_AVAILABLE DATA_:

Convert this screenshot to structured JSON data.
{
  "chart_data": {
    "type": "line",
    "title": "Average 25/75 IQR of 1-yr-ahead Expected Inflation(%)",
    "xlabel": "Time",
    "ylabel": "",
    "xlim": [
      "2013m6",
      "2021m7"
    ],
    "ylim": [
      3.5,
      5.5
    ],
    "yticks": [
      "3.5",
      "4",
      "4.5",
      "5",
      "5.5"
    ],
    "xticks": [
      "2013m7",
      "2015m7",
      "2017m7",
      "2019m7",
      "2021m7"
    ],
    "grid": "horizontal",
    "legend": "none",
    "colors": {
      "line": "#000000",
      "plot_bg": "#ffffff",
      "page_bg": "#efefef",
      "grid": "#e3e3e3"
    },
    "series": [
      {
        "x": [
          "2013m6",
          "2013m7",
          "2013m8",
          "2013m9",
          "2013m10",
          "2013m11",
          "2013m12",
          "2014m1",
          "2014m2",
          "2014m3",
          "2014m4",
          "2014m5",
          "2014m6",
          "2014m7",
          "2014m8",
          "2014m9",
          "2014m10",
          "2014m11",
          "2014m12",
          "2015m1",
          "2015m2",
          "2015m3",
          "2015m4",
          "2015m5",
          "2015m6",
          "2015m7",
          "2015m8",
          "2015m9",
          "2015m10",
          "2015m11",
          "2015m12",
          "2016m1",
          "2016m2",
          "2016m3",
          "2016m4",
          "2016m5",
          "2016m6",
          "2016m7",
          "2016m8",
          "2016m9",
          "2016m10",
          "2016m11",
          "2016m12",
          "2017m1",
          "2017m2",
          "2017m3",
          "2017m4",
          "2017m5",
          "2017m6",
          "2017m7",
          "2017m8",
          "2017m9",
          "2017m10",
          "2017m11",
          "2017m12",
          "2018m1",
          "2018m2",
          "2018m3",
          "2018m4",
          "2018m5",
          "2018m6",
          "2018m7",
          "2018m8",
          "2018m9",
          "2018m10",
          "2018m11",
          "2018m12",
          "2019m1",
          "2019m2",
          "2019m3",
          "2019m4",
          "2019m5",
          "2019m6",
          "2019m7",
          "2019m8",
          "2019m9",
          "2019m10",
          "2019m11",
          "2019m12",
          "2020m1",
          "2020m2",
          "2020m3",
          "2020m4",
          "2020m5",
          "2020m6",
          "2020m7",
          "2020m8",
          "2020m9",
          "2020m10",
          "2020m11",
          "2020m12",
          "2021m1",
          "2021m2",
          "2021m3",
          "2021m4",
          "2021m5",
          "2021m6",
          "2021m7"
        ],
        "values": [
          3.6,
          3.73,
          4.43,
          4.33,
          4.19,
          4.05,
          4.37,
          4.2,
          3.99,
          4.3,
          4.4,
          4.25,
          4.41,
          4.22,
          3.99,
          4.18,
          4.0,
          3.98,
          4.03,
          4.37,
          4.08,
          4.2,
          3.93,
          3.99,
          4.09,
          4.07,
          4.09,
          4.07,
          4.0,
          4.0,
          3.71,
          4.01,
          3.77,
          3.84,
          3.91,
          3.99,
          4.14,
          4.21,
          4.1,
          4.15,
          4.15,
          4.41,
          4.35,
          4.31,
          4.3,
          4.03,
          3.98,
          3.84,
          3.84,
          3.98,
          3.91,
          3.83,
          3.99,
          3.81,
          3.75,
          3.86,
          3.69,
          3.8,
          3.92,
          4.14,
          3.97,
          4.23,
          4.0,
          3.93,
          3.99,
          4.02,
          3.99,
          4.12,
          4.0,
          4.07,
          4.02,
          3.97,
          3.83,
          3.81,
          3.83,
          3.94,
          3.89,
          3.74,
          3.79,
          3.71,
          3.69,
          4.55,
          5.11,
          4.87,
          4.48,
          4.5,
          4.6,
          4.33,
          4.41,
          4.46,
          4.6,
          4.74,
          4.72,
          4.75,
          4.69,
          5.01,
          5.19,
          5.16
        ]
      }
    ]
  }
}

_SHORT EXERCISE_: Return the full listing, character for character.

_FINISHED ANSWER_:
Convert this screenshot to structured JSON data.
{
  "chart_data": {
    "type": "line",
    "title": "Average 25/75 IQR of 1-yr-ahead Expected Inflation(%)",
    "xlabel": "Time",
    "ylabel": "",
    "xlim": [
      "2013m6",
      "2021m7"
    ],
    "ylim": [
      3.5,
      5.5
    ],
    "yticks": [
      "3.5",
      "4",
      "4.5",
      "5",
      "5.5"
    ],
    "xticks": [
      "2013m7",
      "2015m7",
      "2017m7",
      "2019m7",
      "2021m7"
    ],
    "grid": "horizontal",
    "legend": "none",
    "colors": {
      "line": "#000000",
      "plot_bg": "#ffffff",
      "page_bg": "#efefef",
      "grid": "#e3e3e3"
    },
    "series": [
      {
        "x": [
          "2013m6",
          "2013m7",
          "2013m8",
          "2013m9",
          "2013m10",
          "2013m11",
          "2013m12",
          "2014m1",
          "2014m2",
          "2014m3",
          "2014m4",
          "2014m5",
          "2014m6",
          "2014m7",
          "2014m8",
          "2014m9",
          "2014m10",
          "2014m11",
          "2014m12",
          "2015m1",
          "2015m2",
          "2015m3",
          "2015m4",
          "2015m5",
          "2015m6",
          "2015m7",
          "2015m8",
          "2015m9",
          "2015m10",
          "2015m11",
          "2015m12",
          "2016m1",
          "2016m2",
          "2016m3",
          "2016m4",
          "2016m5",
          "2016m6",
          "2016m7",
          "2016m8",
          "2016m9",
          "2016m10",
          "2016m11",
          "2016m12",
          "2017m1",
          "2017m2",
          "2017m3",
          "2017m4",
          "2017m5",
          "2017m6",
          "2017m7",
          "2017m8",
          "2017m9",
          "2017m10",
          "2017m11",
          "2017m12",
          "2018m1",
          "2018m2",
          "2018m3",
          "2018m4",
          "2018m5",
          "2018m6",
          "2018m7",
          "2018m8",
          "2018m9",
          "2018m10",
          "2018m11",
          "2018m12",
          "2019m1",
          "2019m2",
          "2019m3",
          "2019m4",
          "2019m5",
          "2019m6",
          "2019m7",
          "2019m8",
          "2019m9",
          "2019m10",
          "2019m11",
          "2019m12",
          "2020m1",
          "2020m2",
          "2020m3",
          "2020m4",
          "2020m5",
          "2020m6",
          "2020m7",
          "2020m8",
          "2020m9",
          "2020m10",
          "2020m11",
          "2020m12",
          "2021m1",
          "2021m2",
          "2021m3",
          "2021m4",
          "2021m5",
          "2021m6",
          "2021m7"
        ],
        "values": [
          3.6,
          3.73,
          4.43,
          4.33,
          4.19,
          4.05,
          4.37,
          4.2,
          3.99,
          4.3,
          4.4,
          4.25,
          4.41,
          4.22,
          3.99,
          4.18,
          4.0,
          3.98,
          4.03,
          4.37,
          4.08,
          4.2,
          3.93,
          3.99,
          4.09,
          4.07,
          4.09,
          4.07,
          4.0,
          4.0,
          3.71,
          4.01,
          3.77,
          3.84,
          3.91,
          3.99,
          4.14,
          4.21,
          4.1,
          4.15,
          4.15,
          4.41,
          4.35,
          4.31,
          4.3,
          4.03,
          3.98,
          3.84,
          3.84,
          3.98,
          3.91,
          3.83,
          3.99,
          3.81,
          3.75,
          3.86,
          3.69,
          3.8,
          3.92,
          4.14,
          3.97,
          4.23,
          4.0,
          3.93,
          3.99,
          4.02,
          3.99,
          4.12,
          4.0,
          4.07,
          4.02,
          3.97,
          3.83,
          3.81,
          3.83,
          3.94,
          3.89,
          3.74,
          3.79,
          3.71,
          3.69,
          4.55,
          5.11,
          4.87,
          4.48,
          4.5,
          4.6,
          4.33,
          4.41,
          4.46,
          4.6,
          4.74,
          4.72,
          4.75,
          4.69,
          5.01,
          5.19,
          5.16
        ]
      }
    ]
  }
}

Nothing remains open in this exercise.